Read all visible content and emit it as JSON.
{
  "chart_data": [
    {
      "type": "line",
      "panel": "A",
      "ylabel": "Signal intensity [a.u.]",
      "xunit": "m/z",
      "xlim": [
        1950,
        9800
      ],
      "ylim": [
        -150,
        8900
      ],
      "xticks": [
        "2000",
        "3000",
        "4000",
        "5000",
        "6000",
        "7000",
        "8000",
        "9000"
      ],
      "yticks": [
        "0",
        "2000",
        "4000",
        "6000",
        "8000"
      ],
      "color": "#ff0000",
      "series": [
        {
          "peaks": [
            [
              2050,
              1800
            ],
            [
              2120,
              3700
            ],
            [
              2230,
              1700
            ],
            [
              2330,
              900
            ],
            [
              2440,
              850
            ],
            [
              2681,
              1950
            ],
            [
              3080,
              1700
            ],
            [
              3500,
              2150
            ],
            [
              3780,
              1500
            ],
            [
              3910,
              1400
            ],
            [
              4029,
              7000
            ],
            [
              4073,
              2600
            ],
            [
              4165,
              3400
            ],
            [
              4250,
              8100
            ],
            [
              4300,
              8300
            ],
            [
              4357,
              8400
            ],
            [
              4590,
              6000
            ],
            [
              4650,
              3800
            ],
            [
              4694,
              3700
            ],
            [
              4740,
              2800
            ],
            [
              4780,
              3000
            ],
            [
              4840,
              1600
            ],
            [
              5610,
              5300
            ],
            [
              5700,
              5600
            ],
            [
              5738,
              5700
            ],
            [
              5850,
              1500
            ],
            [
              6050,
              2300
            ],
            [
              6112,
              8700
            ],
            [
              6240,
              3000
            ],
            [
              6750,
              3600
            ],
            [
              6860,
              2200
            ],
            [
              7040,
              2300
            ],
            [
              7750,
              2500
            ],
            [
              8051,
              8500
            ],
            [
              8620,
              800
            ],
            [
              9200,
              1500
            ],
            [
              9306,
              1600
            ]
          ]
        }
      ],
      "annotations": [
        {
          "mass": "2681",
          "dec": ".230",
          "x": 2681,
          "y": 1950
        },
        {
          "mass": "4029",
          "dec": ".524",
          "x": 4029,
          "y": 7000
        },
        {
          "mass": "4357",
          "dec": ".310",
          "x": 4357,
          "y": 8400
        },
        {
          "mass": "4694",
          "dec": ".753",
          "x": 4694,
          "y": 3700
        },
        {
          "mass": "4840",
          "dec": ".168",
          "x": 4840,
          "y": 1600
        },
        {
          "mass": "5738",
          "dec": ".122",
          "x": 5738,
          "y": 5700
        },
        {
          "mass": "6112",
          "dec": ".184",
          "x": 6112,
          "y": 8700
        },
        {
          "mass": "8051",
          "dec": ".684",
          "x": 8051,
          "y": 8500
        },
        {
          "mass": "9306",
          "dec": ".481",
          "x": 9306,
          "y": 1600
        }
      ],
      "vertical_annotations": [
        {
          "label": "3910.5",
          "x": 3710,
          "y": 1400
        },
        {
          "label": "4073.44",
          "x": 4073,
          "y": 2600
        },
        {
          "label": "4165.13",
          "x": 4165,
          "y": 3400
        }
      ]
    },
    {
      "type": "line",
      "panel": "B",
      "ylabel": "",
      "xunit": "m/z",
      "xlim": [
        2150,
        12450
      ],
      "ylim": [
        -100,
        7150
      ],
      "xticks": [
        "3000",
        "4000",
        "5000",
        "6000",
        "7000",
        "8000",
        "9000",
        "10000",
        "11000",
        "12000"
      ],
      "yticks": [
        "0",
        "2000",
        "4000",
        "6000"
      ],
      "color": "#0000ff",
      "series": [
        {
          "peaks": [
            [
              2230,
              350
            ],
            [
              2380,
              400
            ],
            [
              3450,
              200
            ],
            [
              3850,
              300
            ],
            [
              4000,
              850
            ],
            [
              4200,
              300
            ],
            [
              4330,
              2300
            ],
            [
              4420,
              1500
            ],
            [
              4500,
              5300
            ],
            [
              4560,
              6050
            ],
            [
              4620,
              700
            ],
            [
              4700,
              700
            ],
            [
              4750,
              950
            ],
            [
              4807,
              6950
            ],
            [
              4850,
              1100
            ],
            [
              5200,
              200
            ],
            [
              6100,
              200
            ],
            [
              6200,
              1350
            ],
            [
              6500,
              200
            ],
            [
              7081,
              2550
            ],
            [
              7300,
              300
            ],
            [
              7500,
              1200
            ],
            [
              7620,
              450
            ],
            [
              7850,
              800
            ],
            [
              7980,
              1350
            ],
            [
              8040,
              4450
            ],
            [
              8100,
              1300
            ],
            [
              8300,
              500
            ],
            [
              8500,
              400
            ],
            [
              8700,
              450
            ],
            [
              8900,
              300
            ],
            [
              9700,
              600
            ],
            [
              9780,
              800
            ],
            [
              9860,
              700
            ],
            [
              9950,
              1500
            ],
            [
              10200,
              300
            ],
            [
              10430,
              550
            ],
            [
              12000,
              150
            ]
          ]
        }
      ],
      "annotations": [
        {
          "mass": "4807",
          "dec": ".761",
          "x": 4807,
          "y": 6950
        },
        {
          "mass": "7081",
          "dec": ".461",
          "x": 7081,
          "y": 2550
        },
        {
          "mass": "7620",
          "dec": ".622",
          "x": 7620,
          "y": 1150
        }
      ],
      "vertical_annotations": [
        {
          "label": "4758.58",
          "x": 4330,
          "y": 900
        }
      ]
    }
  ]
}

- - - -

#### [Set problem]
All of the entries must be quoted exactly; please include each one.

#### [Expected answer]
Read all visible content and emit it as JSON.
{
  "chart_data": [
    {
      "type": "line",
      "panel": "A",
      "ylabel": "Signal intensity [a.u.]",
      "xunit": "m/z",
      "xlim": [
        1950,
        9800
      ],
      "ylim": [
        -150,
        8900
      ],
      "xticks": [
        "2000",
        "3000",
        "4000",
        "5000",
        "6000",
        "7000",
        "8000",
        "9000"
      ],
      "yticks": [
        "0",
        "2000",
        "4000",
        "6000",
        "8000"
      ],
      "color": "#ff0000",
      "series": [
        {
          "peaks": [
            [
              2050,
              1800
            ],
            [
              2120,
              3700
            ],
            [
              2230,
              1700
            ],
            [
              2330,
              900
            ],
            [
              2440,
              850
            ],
            [
              2681,
              1950
            ],
            [
              3080,
              1700
            ],
            [
              3500,
              2150
            ],
            [
              3780,
              1500
            ],
            [
              3910,
              1400
            ],
            [
              4029,
              7000
            ],
            [
              4073,
              2600
            ],
            [
              4165,
              3400
            ],
            [
              4250,
              8100
            ],
            [
              4300,
              8300
            ],
            [
              4357,
              8400
            ],
            [
              4590,
              6000
            ],
            [
              4650,
              3800
            ],
            [
              4694,
              3700
            ],
            [
              4740,
              2800
            ],
            [
              4780,
              3000
            ],
            [
              4840,
              1600
            ],
            [
              5610,
              5300
            ],
            [
              5700,
              5600
            ],
            [
              5738,
              5700
            ],
            [
              5850,
              1500
            ],
            [
              6050,
              2300
            ],
            [
              6112,
              8700
            ],
            [
              6240,
              3000
            ],
            [
              6750,
              3600
            ],
            [
              6860,
              2200
            ],
            [
              7040,
              2300
            ],
            [
              7750,
              2500
            ],
            [
              8051,
              8500
            ],
            [
              8620,
              800
            ],
            [
              9200,
              1500
            ],
            [
              9306,
              1600
            ]
          ]
        }
      ],
      "annotations": [
        {
          "mass": "2681",
          "dec": ".230",
          "x": 2681,
          "y": 1950
        },
        {
          "mass": "4029",
          "dec": ".524",
          "x": 4029,
          "y": 7000
        },
        {
          "mass": "4357",
          "dec": ".310",
          "x": 4357,
          "y": 8400
        },
        {
          "mass": "4694",
          "dec": ".753",
          "x": 4694,
          "y": 3700
        },
        {
          "mass": "4840",
          "dec": ".168",
          "x": 4840,
          "y": 1600
        },
        {
          "mass": "5738",
          "dec": ".122",
          "x": 5738,
          "y": 5700
        },
        {
          "mass": "6112",
          "dec": ".184",
          "x": 6112,
          "y": 8700
        },
        {
          "mass": "8051",
          "dec": ".684",
          "x": 8051,
          "y": 8500
        },
        {
          "mass": "9306",
          "dec": ".481",
          "x": 9306,
          "y": 1600
        }
      ],
      "vertical_annotations": [
        {
          "label": "3910.5",
          "x": 3710,
          "y": 1400
        },
        {
          "label": "4073.44",
          "x": 4073,
          "y": 2600
        },
        {
          "label": "4165.13",
          "x": 4165,
          "y": 3400
        }
      ]
    },
    {
      "type": "line",
      "panel": "B",
      "ylabel": "",
      "xunit": "m/z",
      "xlim": [
        2150,
        12450
      ],
      "ylim": [
        -100,
        7150
      ],
      "xticks": [
        "3000",
        "4000",
        "5000",
        "6000",
        "7000",
        "8000",
        "9000",
        "10000",
        "11000",
        "12000"
      ],
      "yticks": [
        "0",
        "2000",
        "4000",
        "6000"
      ],
      "color": "#0000ff",
      "series": [
        {
          "peaks": [
            [
              2230,
              350
            ],
            [
              2380,
              400
            ],
            [
              3450,
              200
            ],
            [
              3850,
              300
            ],
            [
              4000,
              850
            ],
            [
              4200,
              300
            ],
            [
              4330,
              2300
            ],
            [
              4420,
              1500
            ],
            [
              4500,
              5300
            ],
            [
              4560,
              6050
            ],
            [
              4620,
              700
            ],
            [
              4700,
              700
            ],
            [
              4750,
              950
            ],
            [
              4807,
              6950
            ],
            [
              4850,
              1100
            ],
            [
              5200,
              200
            ],
            [
              6100,
              200
            ],
            [
              6200,
              1350
            ],
            [
              6500,
              200
            ],
            [
              7081,
              2550
            ],
            [
              7300,
              300
            ],
            [
              7500,
              1200
            ],
            [
              7620,
              450
            ],
            [
              7850,
              800
            ],
            [
              7980,
              1350
            ],
            [
              8040,
              4450
            ],
            [
              8100,
              1300
            ],
            [
              8300,
              500
            ],
            [
              8500,
              400
            ],
            [
              8700,
              450
            ],
            [
              8900,
              300
            ],
            [
              9700,
              600
            ],
            [
              9780,
              800
            ],
            [
              9860,
              700
            ],
            [
              9950,
              1500
            ],
            [
              10200,
              300
            ],
            [
              10430,
              550
            ],
            [
              12000,
              150
            ]
          ]
        }
      ],
      "annotations": [
        {
          "mass": "4807",
          "dec": ".761",
          "x": 4807,
          "y": 6950
        },
        {
          "mass": "7081",
          "dec": ".461",
          "x": 7081,
          "y": 2550
        },
        {
          "mass": "7620",
          "dec": ".622",
          "x": 7620,
          "y": 1150
        }
      ],
      "vertical_annotations": [
        {
          "label": "4758.58",
          "x": 4330,
          "y": 900
        }
      ]
    }
  ]
}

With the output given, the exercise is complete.